SHORT PROBLEM: Copy the entries below word for word, starting at the first line and ending at the line that contains "nav-practice[interactable]: Practice [38,503,99,523]".

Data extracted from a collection
#####
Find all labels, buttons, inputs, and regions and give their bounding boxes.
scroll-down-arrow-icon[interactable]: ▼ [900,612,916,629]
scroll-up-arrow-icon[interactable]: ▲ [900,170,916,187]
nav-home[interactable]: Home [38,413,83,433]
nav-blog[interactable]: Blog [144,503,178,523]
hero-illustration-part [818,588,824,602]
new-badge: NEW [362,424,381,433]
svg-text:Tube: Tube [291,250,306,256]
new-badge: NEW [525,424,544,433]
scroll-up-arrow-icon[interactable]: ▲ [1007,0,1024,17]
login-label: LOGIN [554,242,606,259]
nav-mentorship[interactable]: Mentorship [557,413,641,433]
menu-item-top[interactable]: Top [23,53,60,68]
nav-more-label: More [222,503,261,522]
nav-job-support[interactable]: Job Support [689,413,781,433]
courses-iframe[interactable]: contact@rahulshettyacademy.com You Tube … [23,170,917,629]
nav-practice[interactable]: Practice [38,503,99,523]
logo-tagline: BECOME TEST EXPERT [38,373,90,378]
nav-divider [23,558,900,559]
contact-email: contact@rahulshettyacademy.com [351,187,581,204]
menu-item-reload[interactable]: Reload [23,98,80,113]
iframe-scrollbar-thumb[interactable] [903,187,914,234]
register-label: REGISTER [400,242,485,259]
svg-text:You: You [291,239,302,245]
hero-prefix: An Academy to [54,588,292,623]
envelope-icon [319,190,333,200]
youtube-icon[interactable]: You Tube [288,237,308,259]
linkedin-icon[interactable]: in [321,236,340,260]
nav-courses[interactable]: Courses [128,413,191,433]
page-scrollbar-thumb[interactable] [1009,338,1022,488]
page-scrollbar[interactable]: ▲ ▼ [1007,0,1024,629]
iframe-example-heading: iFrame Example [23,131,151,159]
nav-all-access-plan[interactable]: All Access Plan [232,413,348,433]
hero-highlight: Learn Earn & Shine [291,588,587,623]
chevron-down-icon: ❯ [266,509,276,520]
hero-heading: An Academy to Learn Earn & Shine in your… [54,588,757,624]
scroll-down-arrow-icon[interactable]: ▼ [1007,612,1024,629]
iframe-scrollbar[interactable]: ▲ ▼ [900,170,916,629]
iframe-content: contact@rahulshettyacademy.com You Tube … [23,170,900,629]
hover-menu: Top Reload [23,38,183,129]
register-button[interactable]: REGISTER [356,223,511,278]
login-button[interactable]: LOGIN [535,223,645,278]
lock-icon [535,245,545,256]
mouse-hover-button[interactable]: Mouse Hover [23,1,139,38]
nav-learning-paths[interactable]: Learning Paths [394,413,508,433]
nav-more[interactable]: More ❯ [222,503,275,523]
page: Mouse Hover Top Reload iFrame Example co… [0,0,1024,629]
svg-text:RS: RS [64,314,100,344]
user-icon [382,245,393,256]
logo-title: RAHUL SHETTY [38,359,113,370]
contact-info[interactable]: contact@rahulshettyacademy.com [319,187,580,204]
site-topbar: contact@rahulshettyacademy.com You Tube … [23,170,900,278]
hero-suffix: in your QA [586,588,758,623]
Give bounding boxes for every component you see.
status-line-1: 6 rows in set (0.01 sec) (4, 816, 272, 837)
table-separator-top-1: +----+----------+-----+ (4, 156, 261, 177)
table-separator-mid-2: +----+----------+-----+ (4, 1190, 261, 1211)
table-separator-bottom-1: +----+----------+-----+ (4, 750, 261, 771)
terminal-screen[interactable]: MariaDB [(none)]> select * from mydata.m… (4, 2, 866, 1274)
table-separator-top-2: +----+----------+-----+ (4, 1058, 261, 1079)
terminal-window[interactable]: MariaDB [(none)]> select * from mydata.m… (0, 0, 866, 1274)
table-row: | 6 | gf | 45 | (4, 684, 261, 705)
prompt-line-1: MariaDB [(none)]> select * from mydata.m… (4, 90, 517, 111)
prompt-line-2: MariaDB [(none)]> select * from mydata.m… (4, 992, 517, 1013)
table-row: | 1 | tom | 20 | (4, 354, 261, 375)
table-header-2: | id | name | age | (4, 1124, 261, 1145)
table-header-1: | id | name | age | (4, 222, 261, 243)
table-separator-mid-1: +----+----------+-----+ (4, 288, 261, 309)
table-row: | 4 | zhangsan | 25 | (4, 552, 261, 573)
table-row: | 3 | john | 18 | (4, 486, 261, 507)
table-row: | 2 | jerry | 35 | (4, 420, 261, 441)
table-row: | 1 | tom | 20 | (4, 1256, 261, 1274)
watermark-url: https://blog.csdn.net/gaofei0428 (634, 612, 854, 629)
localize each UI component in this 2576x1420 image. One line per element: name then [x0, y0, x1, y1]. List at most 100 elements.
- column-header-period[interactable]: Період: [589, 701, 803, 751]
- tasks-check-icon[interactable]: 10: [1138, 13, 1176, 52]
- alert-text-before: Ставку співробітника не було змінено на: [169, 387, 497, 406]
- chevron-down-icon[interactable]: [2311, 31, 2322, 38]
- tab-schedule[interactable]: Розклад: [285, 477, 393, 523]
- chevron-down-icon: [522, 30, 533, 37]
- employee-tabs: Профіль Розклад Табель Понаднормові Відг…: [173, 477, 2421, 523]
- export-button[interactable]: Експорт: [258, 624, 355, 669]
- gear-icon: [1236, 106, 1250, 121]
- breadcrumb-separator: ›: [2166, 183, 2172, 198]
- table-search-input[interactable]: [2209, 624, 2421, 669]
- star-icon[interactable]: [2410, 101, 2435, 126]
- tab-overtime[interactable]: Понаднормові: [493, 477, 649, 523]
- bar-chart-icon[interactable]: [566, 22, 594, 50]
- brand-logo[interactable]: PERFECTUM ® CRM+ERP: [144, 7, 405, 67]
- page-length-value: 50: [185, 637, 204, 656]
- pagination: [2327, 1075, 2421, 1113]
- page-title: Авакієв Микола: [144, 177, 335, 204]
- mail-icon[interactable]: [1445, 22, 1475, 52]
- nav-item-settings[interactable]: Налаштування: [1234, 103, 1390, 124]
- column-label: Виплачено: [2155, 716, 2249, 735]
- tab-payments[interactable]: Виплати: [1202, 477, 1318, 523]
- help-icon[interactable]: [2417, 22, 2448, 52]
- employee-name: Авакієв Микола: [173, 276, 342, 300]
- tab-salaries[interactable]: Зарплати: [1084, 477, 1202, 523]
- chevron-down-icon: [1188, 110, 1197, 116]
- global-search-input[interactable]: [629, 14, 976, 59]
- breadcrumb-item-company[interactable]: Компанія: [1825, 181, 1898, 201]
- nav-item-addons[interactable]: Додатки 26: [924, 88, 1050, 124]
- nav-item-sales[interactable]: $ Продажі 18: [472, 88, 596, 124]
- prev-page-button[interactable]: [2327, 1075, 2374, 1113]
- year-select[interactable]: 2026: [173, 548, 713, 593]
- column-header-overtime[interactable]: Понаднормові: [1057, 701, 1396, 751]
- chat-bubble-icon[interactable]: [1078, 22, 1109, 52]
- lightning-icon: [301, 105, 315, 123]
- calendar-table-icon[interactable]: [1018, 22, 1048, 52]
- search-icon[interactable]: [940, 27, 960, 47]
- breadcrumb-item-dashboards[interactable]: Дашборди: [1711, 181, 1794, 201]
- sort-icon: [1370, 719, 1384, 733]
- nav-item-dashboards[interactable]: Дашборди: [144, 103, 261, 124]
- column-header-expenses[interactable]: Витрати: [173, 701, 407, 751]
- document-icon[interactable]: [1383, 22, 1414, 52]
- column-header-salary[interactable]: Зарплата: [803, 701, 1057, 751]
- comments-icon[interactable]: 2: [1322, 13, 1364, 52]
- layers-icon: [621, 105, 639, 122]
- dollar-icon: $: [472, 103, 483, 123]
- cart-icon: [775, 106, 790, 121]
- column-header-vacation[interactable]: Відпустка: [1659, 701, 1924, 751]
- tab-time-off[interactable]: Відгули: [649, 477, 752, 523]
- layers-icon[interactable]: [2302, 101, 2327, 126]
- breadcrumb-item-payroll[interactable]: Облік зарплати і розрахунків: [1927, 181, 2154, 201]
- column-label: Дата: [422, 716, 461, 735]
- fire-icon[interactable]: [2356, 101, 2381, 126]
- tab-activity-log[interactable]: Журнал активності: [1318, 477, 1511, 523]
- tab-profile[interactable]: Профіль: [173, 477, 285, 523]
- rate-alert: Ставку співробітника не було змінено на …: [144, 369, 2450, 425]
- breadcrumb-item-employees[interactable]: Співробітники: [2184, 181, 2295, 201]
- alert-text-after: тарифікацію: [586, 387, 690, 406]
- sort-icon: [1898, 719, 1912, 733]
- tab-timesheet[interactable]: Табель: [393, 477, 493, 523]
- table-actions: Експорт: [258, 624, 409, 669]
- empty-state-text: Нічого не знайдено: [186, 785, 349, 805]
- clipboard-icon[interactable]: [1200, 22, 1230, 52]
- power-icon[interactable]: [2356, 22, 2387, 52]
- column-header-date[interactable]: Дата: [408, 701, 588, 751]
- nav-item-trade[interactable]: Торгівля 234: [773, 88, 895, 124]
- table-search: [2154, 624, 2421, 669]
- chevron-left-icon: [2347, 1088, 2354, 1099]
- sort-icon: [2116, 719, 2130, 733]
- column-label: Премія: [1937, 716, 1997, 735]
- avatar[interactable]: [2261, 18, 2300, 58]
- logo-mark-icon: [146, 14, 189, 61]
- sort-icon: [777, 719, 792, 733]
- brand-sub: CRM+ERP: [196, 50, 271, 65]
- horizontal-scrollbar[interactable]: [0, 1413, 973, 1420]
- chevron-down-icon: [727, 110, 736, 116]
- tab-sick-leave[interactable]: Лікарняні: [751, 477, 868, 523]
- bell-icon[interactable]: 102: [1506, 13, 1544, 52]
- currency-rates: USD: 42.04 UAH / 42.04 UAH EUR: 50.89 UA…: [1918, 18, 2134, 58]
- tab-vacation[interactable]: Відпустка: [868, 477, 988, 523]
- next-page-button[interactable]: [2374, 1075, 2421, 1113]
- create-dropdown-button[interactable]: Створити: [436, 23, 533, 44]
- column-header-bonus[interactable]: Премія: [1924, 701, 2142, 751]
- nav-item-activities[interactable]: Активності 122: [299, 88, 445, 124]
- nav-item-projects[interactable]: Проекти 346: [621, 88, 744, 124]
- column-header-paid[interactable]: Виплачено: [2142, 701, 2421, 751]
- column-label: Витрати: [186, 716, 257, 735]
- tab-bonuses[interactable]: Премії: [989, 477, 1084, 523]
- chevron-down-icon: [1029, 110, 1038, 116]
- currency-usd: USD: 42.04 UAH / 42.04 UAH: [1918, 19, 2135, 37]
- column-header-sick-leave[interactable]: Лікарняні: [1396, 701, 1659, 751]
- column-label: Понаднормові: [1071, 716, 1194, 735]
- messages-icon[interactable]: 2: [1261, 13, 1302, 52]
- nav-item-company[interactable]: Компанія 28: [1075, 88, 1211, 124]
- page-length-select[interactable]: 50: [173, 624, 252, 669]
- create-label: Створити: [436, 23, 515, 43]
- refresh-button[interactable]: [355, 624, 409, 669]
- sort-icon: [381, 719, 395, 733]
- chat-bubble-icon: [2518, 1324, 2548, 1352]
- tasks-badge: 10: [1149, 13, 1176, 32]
#####
TASK SOLUTION:
Find all labels, buttons, inputs, and regions and give their bounding boxes.
scroll-down-arrow-icon[interactable]: ▼ [900,612,916,629]
scroll-up-arrow-icon[interactable]: ▲ [900,170,916,187]
nav-home[interactable]: Home [38,413,83,433]
nav-blog[interactable]: Blog [144,503,178,523]
hero-illustration-part [818,588,824,602]
new-badge: NEW [362,424,381,433]
svg-text:Tube: Tube [291,250,306,256]
new-badge: NEW [525,424,544,433]
scroll-up-arrow-icon[interactable]: ▲ [1007,0,1024,17]
login-label: LOGIN [554,242,606,259]
nav-mentorship[interactable]: Mentorship [557,413,641,433]
menu-item-top[interactable]: Top [23,53,60,68]
nav-more-label: More [222,503,261,522]
nav-job-support[interactable]: Job Support [689,413,781,433]
courses-iframe[interactable]: contact@rahulshettyacademy.com You Tube … [23,170,917,629]
nav-practice[interactable]: Practice [38,503,99,523]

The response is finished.